### Texto fornecido
A incerteza política abala a percepção dos investidores e, nas últimas semanas, instituições financeiras registraram aumento na desconfiança com relação ao Brasil. Mas é importante não perder de vista os fatores negativos externos que deprimem o ânimo dos mercados.
O fator mais importante no cenário global é a evolução da economia norte-americana. Os humores têm oscilado muito, mas, aproximando-se o final do primeiro semestre, o sentimento que predomina é a frustração.
Para Alan Greenspan, o presidente do Fed (banco central dos EUA), a perspectiva de longo prazo continua positiva, mas no curto prazo ainda não há motivos para comemorar.
A fonte do otimismo com o longo prazo são os indicadores de aumento na produtividade nos EUA, como a alta de 8,6% no primeiro trimestre desse ano. Para Greenspan, é um sinal de que "alguma coisa acontece".
O fato inquietante, no entanto, é que a "coisa" continua incerta. O crescimento recente resultou principalmente do aumento na produção provocado pela queima de estoques. Estoques que eram mínimos.

### Instruções
a) Diga se cada afirmação concorda com o texto sobre o cenário econômico, respondendo sim ou não e citando literalmente as palavras do texto que decidem: (i) Greenspan considera positiva a perspectiva de longo prazo; (ii) a produtividade nos EUA subiu 8,6% no segundo trimestre; (iii) os estoques queimados eram grandes.
b) Transcreva sem alterações o trecho do texto sobre o cenário econômico entre "A incerteza política" e "é a frustração.", inclusive.
Responda com base apenas no texto.

### Dados fornecidos
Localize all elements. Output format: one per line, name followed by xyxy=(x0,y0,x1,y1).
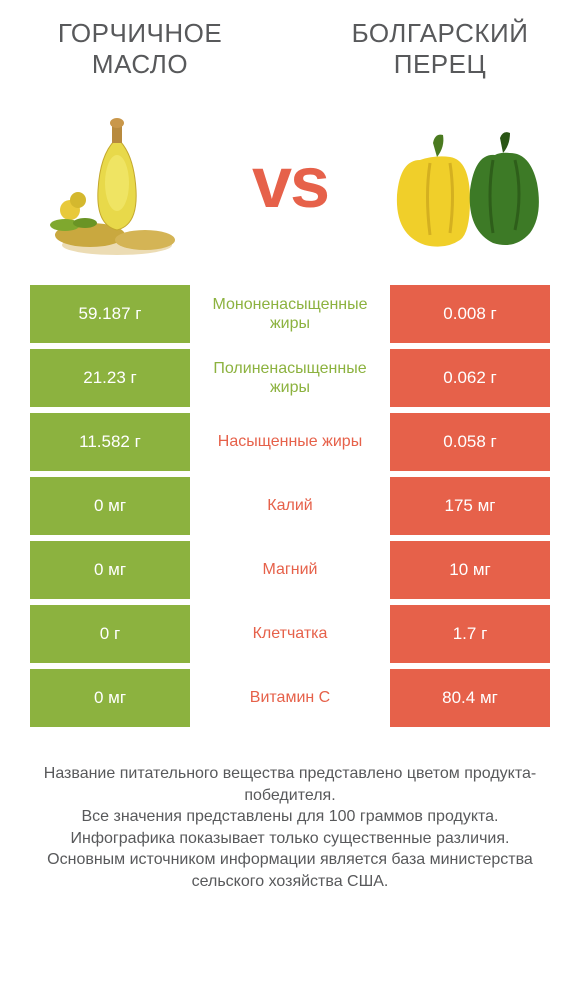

### Respostas em ordem
a)
(i) Sim: "a perspectiva de longo prazo continua positiva"
(ii) Não: "a alta de 8,6% no primeiro trimestre desse ano"
(iii) Não: "Estoques que eram mínimos."

b)
A incerteza política abala a percepção dos investidores e, nas últimas semanas, instituições financeiras registraram aumento na desconfiança com relação ao Brasil. Mas é importante não perder de vista os fatores negativos externos que deprimem o ânimo dos mercados.
O fator mais importante no cenário global é a evolução da economia norte-americana. Os humores têm oscilado muito, mas, aproximando-se o final do primeiro semestre, o sentimento que predomina é a frustração.